## BEGIN

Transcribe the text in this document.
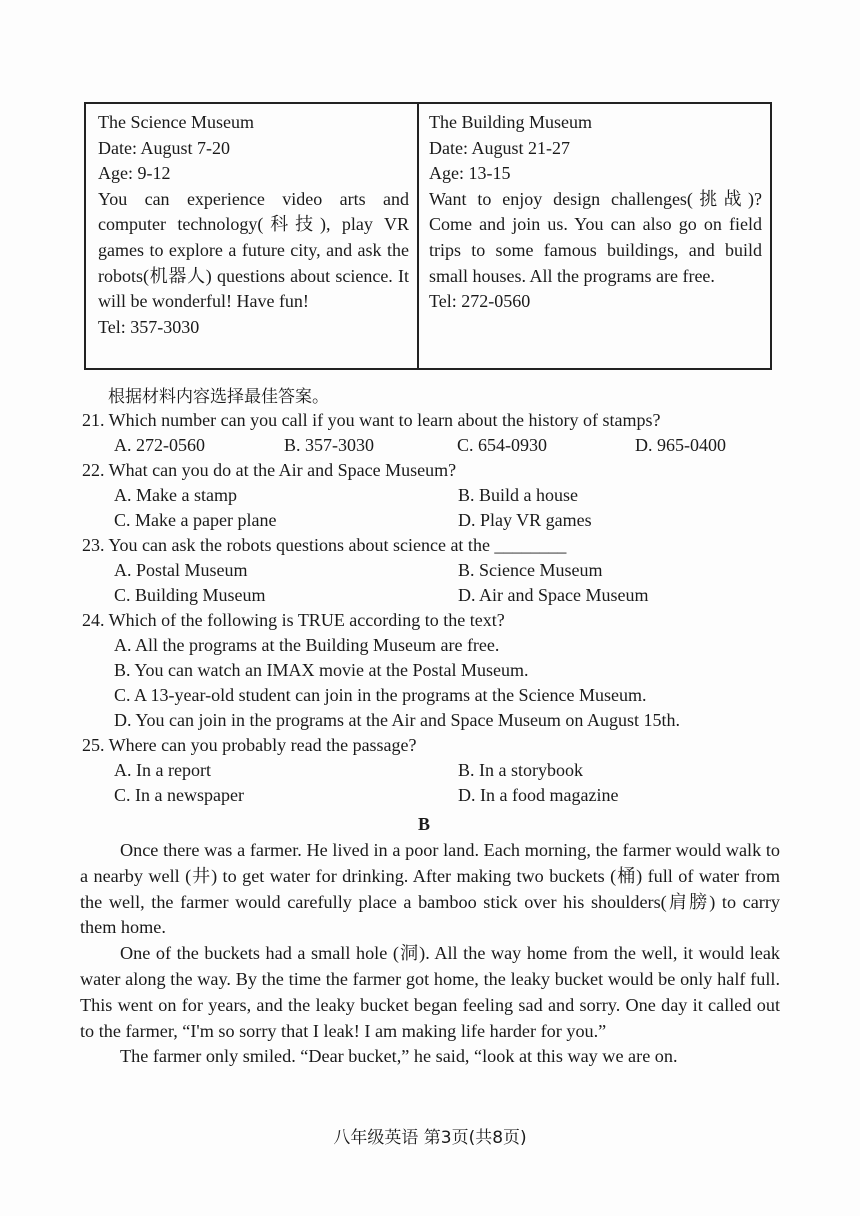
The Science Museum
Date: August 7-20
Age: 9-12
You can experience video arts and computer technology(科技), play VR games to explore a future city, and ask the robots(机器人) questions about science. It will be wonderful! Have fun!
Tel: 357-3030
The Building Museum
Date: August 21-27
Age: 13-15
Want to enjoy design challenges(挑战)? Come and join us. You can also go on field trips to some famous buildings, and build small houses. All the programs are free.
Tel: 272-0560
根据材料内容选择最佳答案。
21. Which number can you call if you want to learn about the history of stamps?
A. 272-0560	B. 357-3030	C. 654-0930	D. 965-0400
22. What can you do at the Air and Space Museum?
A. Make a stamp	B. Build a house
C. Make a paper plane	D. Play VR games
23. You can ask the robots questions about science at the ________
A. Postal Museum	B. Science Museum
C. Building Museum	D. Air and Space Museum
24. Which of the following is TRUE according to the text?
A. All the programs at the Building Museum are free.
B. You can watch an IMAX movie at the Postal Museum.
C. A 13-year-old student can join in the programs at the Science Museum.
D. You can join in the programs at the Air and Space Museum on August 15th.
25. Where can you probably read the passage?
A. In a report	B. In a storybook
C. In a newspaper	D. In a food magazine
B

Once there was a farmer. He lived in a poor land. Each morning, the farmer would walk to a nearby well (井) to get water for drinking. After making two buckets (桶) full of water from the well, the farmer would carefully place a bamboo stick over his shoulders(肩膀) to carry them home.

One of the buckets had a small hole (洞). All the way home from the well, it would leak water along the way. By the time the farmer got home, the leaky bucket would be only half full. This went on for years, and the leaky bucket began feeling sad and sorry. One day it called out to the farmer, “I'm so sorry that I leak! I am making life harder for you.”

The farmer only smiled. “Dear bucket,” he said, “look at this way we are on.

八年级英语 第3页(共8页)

## END

-- What is asked --
In the entries above, identify each line that includes the string "Museum", then copy it.

-- Response to the task --
The Science Museum
The Building Museum
22. What can you do at the Air and Space Museum?
A. Postal Museum	B. Science Museum
C. Building Museum	D. Air and Space Museum
A. All the programs at the Building Museum are free.
B. You can watch an IMAX movie at the Postal Museum.
C. A 13-year-old student can join in the programs at the Science Museum.
D. You can join in the programs at the Air and Space Museum on August 15th.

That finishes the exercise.